──────── Raw data ────────
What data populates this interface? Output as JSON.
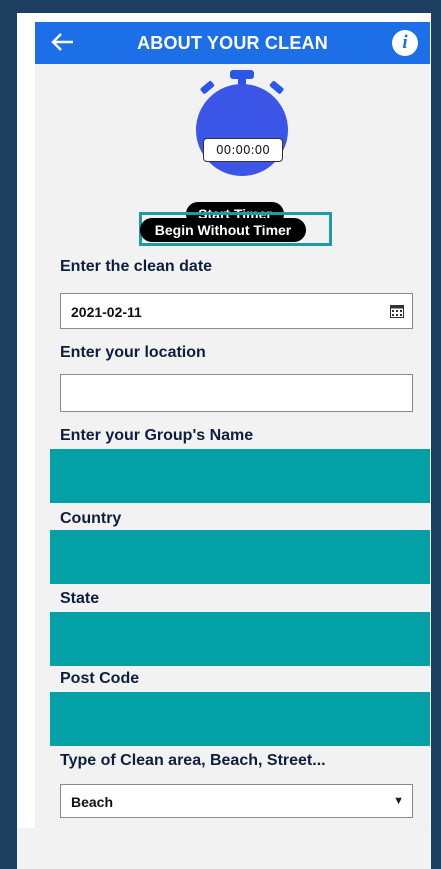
{
  "header": {
    "title": "ABOUT YOUR CLEAN",
    "back_icon": "arrow-left-icon",
    "info_icon": "info-icon",
    "info_glyph": "i",
    "color": "#1d6fe8"
  },
  "timer": {
    "display": "00:00:00",
    "start_label": "Start Timer",
    "begin_without_label": "Begin Without Timer"
  },
  "form": {
    "date_label": "Enter the clean date",
    "date_value": "2021-02-11",
    "location_label": "Enter your location",
    "location_value": "",
    "group_label": "Enter your Group's Name",
    "country_label": "Country",
    "state_label": "State",
    "postcode_label": "Post Code",
    "clean_area_label": "Type of Clean area, Beach, Street...",
    "clean_area_value": "Beach"
  },
  "colors": {
    "accent": "#1d6fe8",
    "teal": "#03a0a6",
    "highlight_border": "#1d9aa3"
  }
}
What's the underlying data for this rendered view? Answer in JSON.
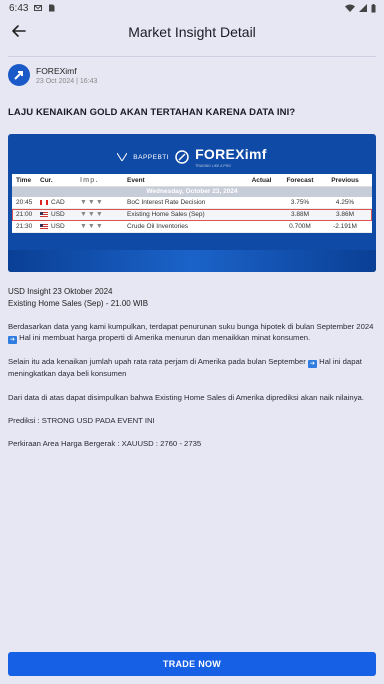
{
  "status": {
    "time": "6:43"
  },
  "appbar": {
    "title": "Market Insight Detail"
  },
  "author": {
    "name": "FOREXimf",
    "date": "23 Oct 2024 | 16:43"
  },
  "headline": "LAJU KENAIKAN GOLD AKAN TERTAHAN KARENA DATA INI?",
  "banner": {
    "bappebti": "BAPPEBTI",
    "brand": "FOREXimf",
    "tagline": "TRADING LIKE A PRO",
    "calendar": {
      "headers": [
        "Time",
        "Cur.",
        "Imp.",
        "Event",
        "Actual",
        "Forecast",
        "Previous"
      ],
      "day": "Wednesday, October 23, 2024",
      "rows": [
        {
          "time": "20:45",
          "cur": "CAD",
          "imp": "▼▼▼",
          "event": "BoC Interest Rate Decision",
          "actual": "",
          "forecast": "3.75%",
          "previous": "4.25%"
        },
        {
          "time": "21:00",
          "cur": "USD",
          "imp": "▼▼▼",
          "event": "Existing Home Sales (Sep)",
          "actual": "",
          "forecast": "3.88M",
          "previous": "3.86M"
        },
        {
          "time": "21:30",
          "cur": "USD",
          "imp": "▼▼▼",
          "event": "Crude Oil Inventories",
          "actual": "",
          "forecast": "0.700M",
          "previous": "-2.191M"
        }
      ]
    }
  },
  "article": {
    "title": "USD Insight 23 Oktober 2024",
    "subtitle": "Existing Home Sales (Sep) - 21.00 WIB",
    "p1a": "Berdasarkan data yang kami kumpulkan, terdapat penurunan suku bunga hipotek di bulan September 2024",
    "p1b": "Hal ini membuat harga properti di Amerika menurun dan menaikkan minat konsumen.",
    "p2a": "Selain itu ada kenaikan jumlah upah rata rata perjam di Amerika pada bulan September",
    "p2b": "Hal ini dapat meningkatkan daya beli konsumen",
    "p3": "Dari data di atas dapat disimpulkan bahwa Existing Home Sales di Amerika diprediksi akan naik nilainya.",
    "p4": "Prediksi : STRONG USD PADA EVENT INI",
    "p5": "Perkiraan Area Harga Bergerak : XAUUSD : 2760 - 2735"
  },
  "cta": {
    "label": "TRADE NOW"
  }
}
────────
__Directions for this task__. All records must be output exactly as they are, except for the pictures, which are left out.

__Exercise output__.
What data populates this interface? Output as JSON.
{
  "header": {
    "title": "ABOUT YOUR CLEAN",
    "back_icon": "arrow-left-icon",
    "info_icon": "info-icon",
    "info_glyph": "i",
    "color": "#1d6fe8"
  },
  "timer": {
    "display": "00:00:00",
    "start_label": "Start Timer",
    "begin_without_label": "Begin Without Timer"
  },
  "form": {
    "date_label": "Enter the clean date",
    "date_value": "2021-02-11",
    "location_label": "Enter your location",
    "location_value": "",
    "group_label": "Enter your Group's Name",
    "country_label": "Country",
    "state_label": "State",
    "postcode_label": "Post Code",
    "clean_area_label": "Type of Clean area, Beach, Street...",
    "clean_area_value": "Beach"
  },
  "colors": {
    "accent": "#1d6fe8",
    "teal": "#03a0a6",
    "highlight_border": "#1d9aa3"
  }
}
What's the underlying data for this rendered view? Answer in JSON.
{
  "status": {
    "time": "6:43"
  },
  "appbar": {
    "title": "Market Insight Detail"
  },
  "author": {
    "name": "FOREXimf",
    "date": "23 Oct 2024 | 16:43"
  },
  "headline": "LAJU KENAIKAN GOLD AKAN TERTAHAN KARENA DATA INI?",
  "banner": {
    "bappebti": "BAPPEBTI",
    "brand": "FOREXimf",
    "tagline": "TRADING LIKE A PRO",
    "calendar": {
      "headers": [
        "Time",
        "Cur.",
        "Imp.",
        "Event",
        "Actual",
        "Forecast",
        "Previous"
      ],
      "day": "Wednesday, October 23, 2024",
      "rows": [
        {
          "time": "20:45",
          "cur": "CAD",
          "imp": "▼▼▼",
          "event": "BoC Interest Rate Decision",
          "actual": "",
          "forecast": "3.75%",
          "previous": "4.25%"
        },
        {
          "time": "21:00",
          "cur": "USD",
          "imp": "▼▼▼",
          "event": "Existing Home Sales (Sep)",
          "actual": "",
          "forecast": "3.88M",
          "previous": "3.86M"
        },
        {
          "time": "21:30",
          "cur": "USD",
          "imp": "▼▼▼",
          "event": "Crude Oil Inventories",
          "actual": "",
          "forecast": "0.700M",
          "previous": "-2.191M"
        }
      ]
    }
  },
  "article": {
    "title": "USD Insight 23 Oktober 2024",
    "subtitle": "Existing Home Sales (Sep) - 21.00 WIB",
    "p1a": "Berdasarkan data yang kami kumpulkan, terdapat penurunan suku bunga hipotek di bulan September 2024",
    "p1b": "Hal ini membuat harga properti di Amerika menurun dan menaikkan minat konsumen.",
    "p2a": "Selain itu ada kenaikan jumlah upah rata rata perjam di Amerika pada bulan September",
    "p2b": "Hal ini dapat meningkatkan daya beli konsumen",
    "p3": "Dari data di atas dapat disimpulkan bahwa Existing Home Sales di Amerika diprediksi akan naik nilainya.",
    "p4": "Prediksi : STRONG USD PADA EVENT INI",
    "p5": "Perkiraan Area Harga Bergerak : XAUUSD : 2760 - 2735"
  },
  "cta": {
    "label": "TRADE NOW"
  }
}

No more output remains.